(Stored entries)
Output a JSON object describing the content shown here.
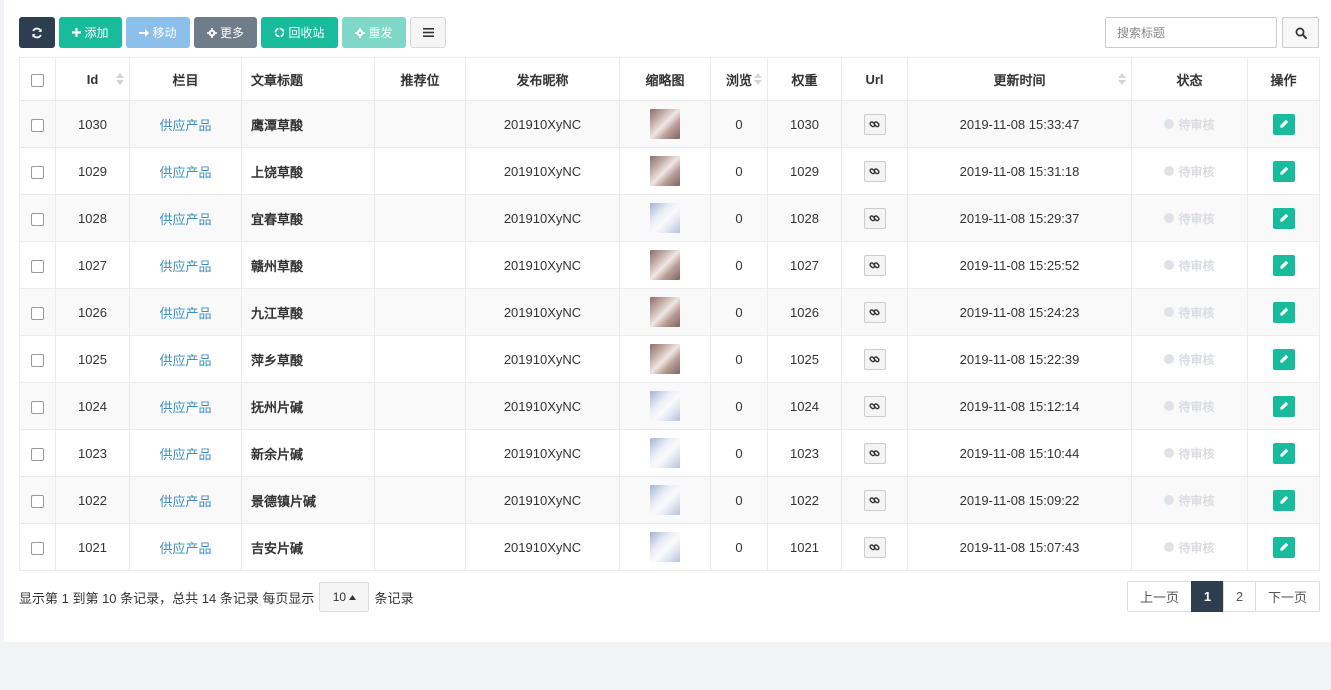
{
  "toolbar": {
    "add_label": "添加",
    "move_label": "移动",
    "more_label": "更多",
    "recycle_label": "回收站",
    "resend_label": "重发"
  },
  "search": {
    "placeholder": "搜索标题"
  },
  "colors": {
    "primary": "#18bc9c",
    "dark": "#2c3e50",
    "link": "#3e8fc0"
  },
  "table": {
    "headers": {
      "id": "Id",
      "category": "栏目",
      "title": "文章标题",
      "recommend": "推荐位",
      "author": "发布昵称",
      "thumb": "缩略图",
      "views": "浏览",
      "weight": "权重",
      "url": "Url",
      "updated": "更新时间",
      "status": "状态",
      "actions": "操作"
    },
    "rows": [
      {
        "id": "1030",
        "category": "供应产品",
        "title": "鹰潭草酸",
        "recommend": "",
        "author": "201910XyNC",
        "thumb": "a",
        "views": "0",
        "weight": "1030",
        "updated": "2019-11-08 15:33:47",
        "status": "待审核"
      },
      {
        "id": "1029",
        "category": "供应产品",
        "title": "上饶草酸",
        "recommend": "",
        "author": "201910XyNC",
        "thumb": "a",
        "views": "0",
        "weight": "1029",
        "updated": "2019-11-08 15:31:18",
        "status": "待审核"
      },
      {
        "id": "1028",
        "category": "供应产品",
        "title": "宜春草酸",
        "recommend": "",
        "author": "201910XyNC",
        "thumb": "b",
        "views": "0",
        "weight": "1028",
        "updated": "2019-11-08 15:29:37",
        "status": "待审核"
      },
      {
        "id": "1027",
        "category": "供应产品",
        "title": "赣州草酸",
        "recommend": "",
        "author": "201910XyNC",
        "thumb": "a",
        "views": "0",
        "weight": "1027",
        "updated": "2019-11-08 15:25:52",
        "status": "待审核"
      },
      {
        "id": "1026",
        "category": "供应产品",
        "title": "九江草酸",
        "recommend": "",
        "author": "201910XyNC",
        "thumb": "a",
        "views": "0",
        "weight": "1026",
        "updated": "2019-11-08 15:24:23",
        "status": "待审核"
      },
      {
        "id": "1025",
        "category": "供应产品",
        "title": "萍乡草酸",
        "recommend": "",
        "author": "201910XyNC",
        "thumb": "a",
        "views": "0",
        "weight": "1025",
        "updated": "2019-11-08 15:22:39",
        "status": "待审核"
      },
      {
        "id": "1024",
        "category": "供应产品",
        "title": "抚州片碱",
        "recommend": "",
        "author": "201910XyNC",
        "thumb": "b",
        "views": "0",
        "weight": "1024",
        "updated": "2019-11-08 15:12:14",
        "status": "待审核"
      },
      {
        "id": "1023",
        "category": "供应产品",
        "title": "新余片碱",
        "recommend": "",
        "author": "201910XyNC",
        "thumb": "b",
        "views": "0",
        "weight": "1023",
        "updated": "2019-11-08 15:10:44",
        "status": "待审核"
      },
      {
        "id": "1022",
        "category": "供应产品",
        "title": "景德镇片碱",
        "recommend": "",
        "author": "201910XyNC",
        "thumb": "b",
        "views": "0",
        "weight": "1022",
        "updated": "2019-11-08 15:09:22",
        "status": "待审核"
      },
      {
        "id": "1021",
        "category": "供应产品",
        "title": "吉安片碱",
        "recommend": "",
        "author": "201910XyNC",
        "thumb": "b",
        "views": "0",
        "weight": "1021",
        "updated": "2019-11-08 15:07:43",
        "status": "待审核"
      }
    ]
  },
  "footer": {
    "info_text": "显示第 1 到第 10 条记录，总共 14 条记录 每页显示",
    "page_size": "10",
    "suffix": "条记录"
  },
  "pagination": {
    "prev": "上一页",
    "pages": [
      "1",
      "2"
    ],
    "active_page": "1",
    "next": "下一页"
  }
}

(Objective) Copy out the records above in full, exactly as written, but not the pictures.

(Problem solution)
Output a JSON object describing the content shown here.
{
  "toolbar": {
    "add_label": "添加",
    "move_label": "移动",
    "more_label": "更多",
    "recycle_label": "回收站",
    "resend_label": "重发"
  },
  "search": {
    "placeholder": "搜索标题"
  },
  "colors": {
    "primary": "#18bc9c",
    "dark": "#2c3e50",
    "link": "#3e8fc0"
  },
  "table": {
    "headers": {
      "id": "Id",
      "category": "栏目",
      "title": "文章标题",
      "recommend": "推荐位",
      "author": "发布昵称",
      "thumb": "缩略图",
      "views": "浏览",
      "weight": "权重",
      "url": "Url",
      "updated": "更新时间",
      "status": "状态",
      "actions": "操作"
    },
    "rows": [
      {
        "id": "1030",
        "category": "供应产品",
        "title": "鹰潭草酸",
        "recommend": "",
        "author": "201910XyNC",
        "thumb": "a",
        "views": "0",
        "weight": "1030",
        "updated": "2019-11-08 15:33:47",
        "status": "待审核"
      },
      {
        "id": "1029",
        "category": "供应产品",
        "title": "上饶草酸",
        "recommend": "",
        "author": "201910XyNC",
        "thumb": "a",
        "views": "0",
        "weight": "1029",
        "updated": "2019-11-08 15:31:18",
        "status": "待审核"
      },
      {
        "id": "1028",
        "category": "供应产品",
        "title": "宜春草酸",
        "recommend": "",
        "author": "201910XyNC",
        "thumb": "b",
        "views": "0",
        "weight": "1028",
        "updated": "2019-11-08 15:29:37",
        "status": "待审核"
      },
      {
        "id": "1027",
        "category": "供应产品",
        "title": "赣州草酸",
        "recommend": "",
        "author": "201910XyNC",
        "thumb": "a",
        "views": "0",
        "weight": "1027",
        "updated": "2019-11-08 15:25:52",
        "status": "待审核"
      },
      {
        "id": "1026",
        "category": "供应产品",
        "title": "九江草酸",
        "recommend": "",
        "author": "201910XyNC",
        "thumb": "a",
        "views": "0",
        "weight": "1026",
        "updated": "2019-11-08 15:24:23",
        "status": "待审核"
      },
      {
        "id": "1025",
        "category": "供应产品",
        "title": "萍乡草酸",
        "recommend": "",
        "author": "201910XyNC",
        "thumb": "a",
        "views": "0",
        "weight": "1025",
        "updated": "2019-11-08 15:22:39",
        "status": "待审核"
      },
      {
        "id": "1024",
        "category": "供应产品",
        "title": "抚州片碱",
        "recommend": "",
        "author": "201910XyNC",
        "thumb": "b",
        "views": "0",
        "weight": "1024",
        "updated": "2019-11-08 15:12:14",
        "status": "待审核"
      },
      {
        "id": "1023",
        "category": "供应产品",
        "title": "新余片碱",
        "recommend": "",
        "author": "201910XyNC",
        "thumb": "b",
        "views": "0",
        "weight": "1023",
        "updated": "2019-11-08 15:10:44",
        "status": "待审核"
      },
      {
        "id": "1022",
        "category": "供应产品",
        "title": "景德镇片碱",
        "recommend": "",
        "author": "201910XyNC",
        "thumb": "b",
        "views": "0",
        "weight": "1022",
        "updated": "2019-11-08 15:09:22",
        "status": "待审核"
      },
      {
        "id": "1021",
        "category": "供应产品",
        "title": "吉安片碱",
        "recommend": "",
        "author": "201910XyNC",
        "thumb": "b",
        "views": "0",
        "weight": "1021",
        "updated": "2019-11-08 15:07:43",
        "status": "待审核"
      }
    ]
  },
  "footer": {
    "info_text": "显示第 1 到第 10 条记录，总共 14 条记录 每页显示",
    "page_size": "10",
    "suffix": "条记录"
  },
  "pagination": {
    "prev": "上一页",
    "pages": [
      "1",
      "2"
    ],
    "active_page": "1",
    "next": "下一页"
  }
}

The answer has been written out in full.